A neat row of potted plants, all in bloom, greets visitors at the entrance of the Jassem family home in Lebanon's Bekaa Valley. Inside, decorative tassels dangle from the ceiling, with a golden-colored cloth on display. Children play around foam mattresses resting on a clean-swept concrete floor.
It has the feel of a family home, but the Jassems are living in a plastic tent. They are refugees from Syria, which they fled five years ago, for a patch of ground in rural Lebanon.
Doha Jassem, who shares the shelter with her brother and his family, says they left their homes in Idlib, a northern province of Syria after the war came to their village. Bombings were happening around them and they were afraid for their children.
They have tried to start their lives over, but Lebanon doesn't allow formal refugee camps. So the family have scrimped together what money they can to rent land and build a shelter. But, she says, they have been forced to move four times. On one occasion the Lebanese army told them they didn't have the right land permit, and ripped down their tent.

# Dataset entries:
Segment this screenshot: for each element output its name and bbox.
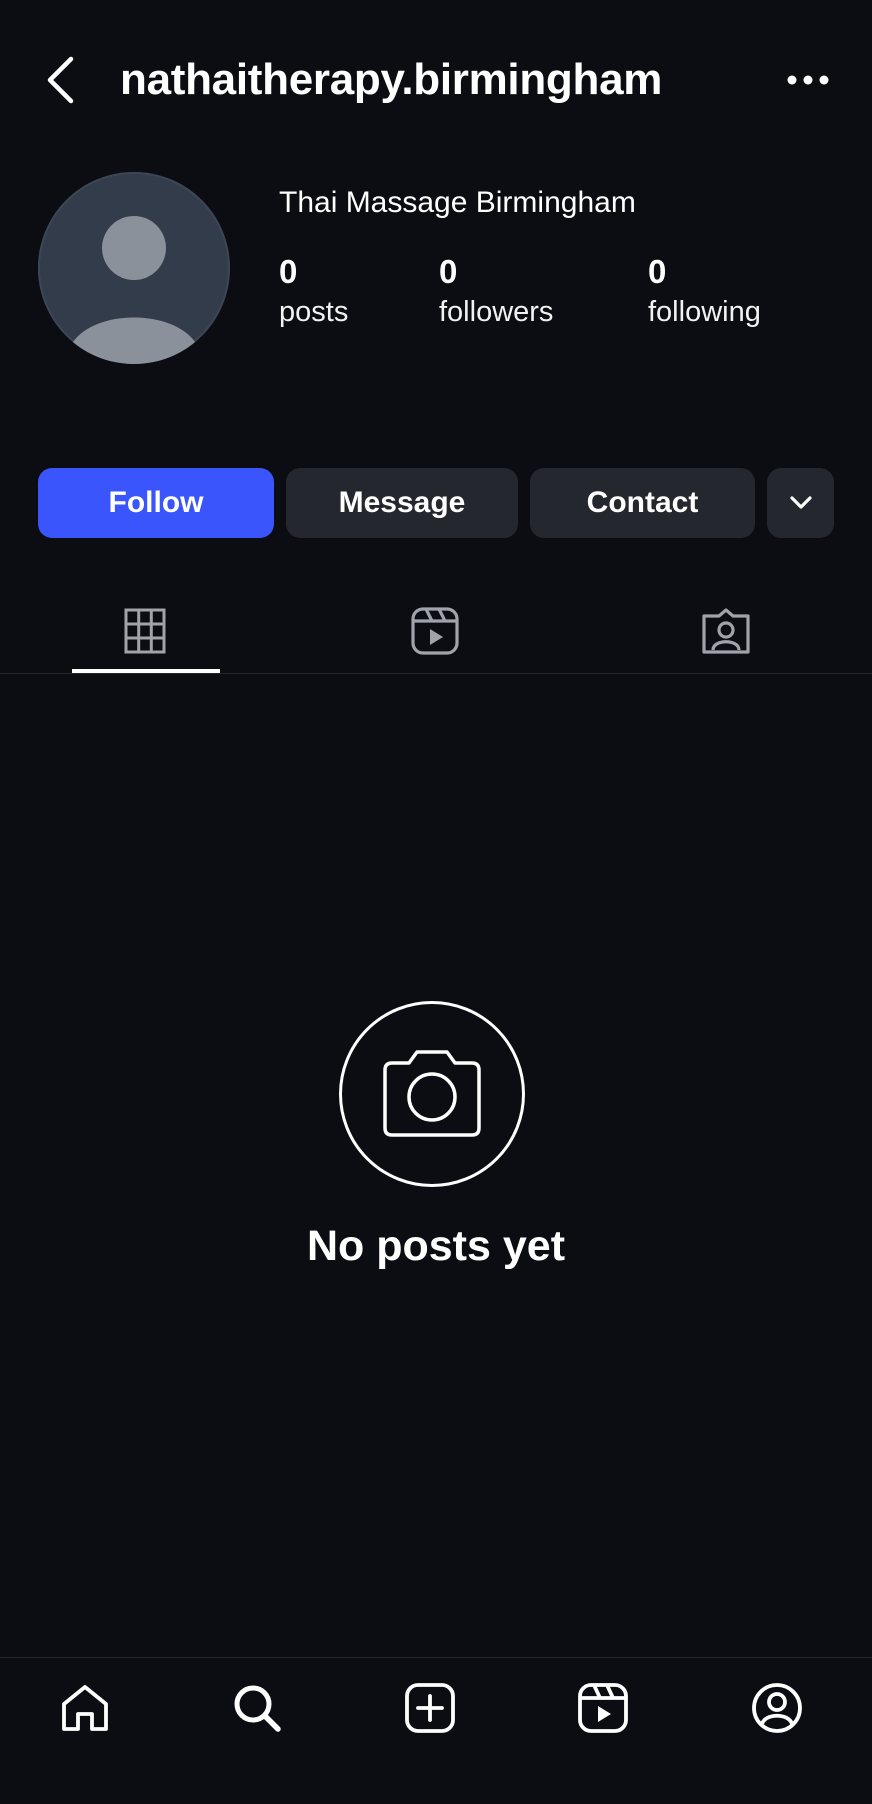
- back-button[interactable]: [36, 50, 84, 110]
- tab-tagged[interactable]: [580, 588, 872, 674]
- search-icon: [234, 1685, 281, 1732]
- following-count-value: 0: [648, 253, 667, 290]
- profile-icon: [752, 1683, 802, 1733]
- nav-profile[interactable]: [737, 1676, 817, 1740]
- reels-icon: [578, 1683, 628, 1733]
- follow-button[interactable]: Follow: [38, 468, 274, 538]
- posts-count: 0 posts: [279, 252, 348, 332]
- following-count[interactable]: 0 following: [648, 252, 761, 332]
- camera-icon: [339, 1001, 525, 1187]
- profile-display-name: Thai Massage Birmingham: [279, 186, 636, 219]
- chevron-left-icon: [47, 56, 74, 104]
- followers-count-value: 0: [439, 253, 458, 290]
- nav-search[interactable]: [217, 1676, 297, 1740]
- avatar[interactable]: [38, 172, 230, 364]
- posts-count-label: posts: [279, 296, 349, 328]
- empty-state-message: No posts yet: [306, 1222, 566, 1270]
- followers-count-label: followers: [439, 296, 554, 328]
- default-avatar-icon: [66, 216, 202, 364]
- suggested-accounts-button[interactable]: [767, 468, 834, 538]
- ellipsis-horizontal-icon: [787, 75, 829, 85]
- tab-posts[interactable]: [0, 588, 290, 674]
- tagged-icon: [702, 608, 750, 654]
- tab-reels[interactable]: [290, 588, 580, 674]
- nav-reels[interactable]: [563, 1676, 643, 1740]
- posts-count-value: 0: [279, 253, 298, 290]
- nav-home[interactable]: [45, 1676, 125, 1740]
- nav-create[interactable]: [390, 1676, 470, 1740]
- contact-button[interactable]: Contact: [530, 468, 755, 538]
- followers-count[interactable]: 0 followers: [439, 252, 553, 332]
- plus-square-icon: [405, 1683, 455, 1733]
- message-button[interactable]: Message: [286, 468, 518, 538]
- chevron-down-icon: [789, 496, 812, 509]
- following-count-label: following: [648, 296, 761, 328]
- profile-username: nathaitherapy.birmingham: [120, 55, 663, 104]
- bottom-nav-divider: [0, 1657, 872, 1658]
- home-icon: [62, 1685, 108, 1731]
- tabs-divider: [0, 673, 872, 674]
- reels-icon: [411, 607, 459, 655]
- empty-state-illustration: [338, 1000, 526, 1188]
- grid-icon: [124, 608, 166, 654]
- more-options-button[interactable]: [776, 52, 840, 108]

# Task to complete:
In the article on the Jassem family, how many times does Doha Jassem say the family has been forced to move?

# Answer to this problem:
Four times.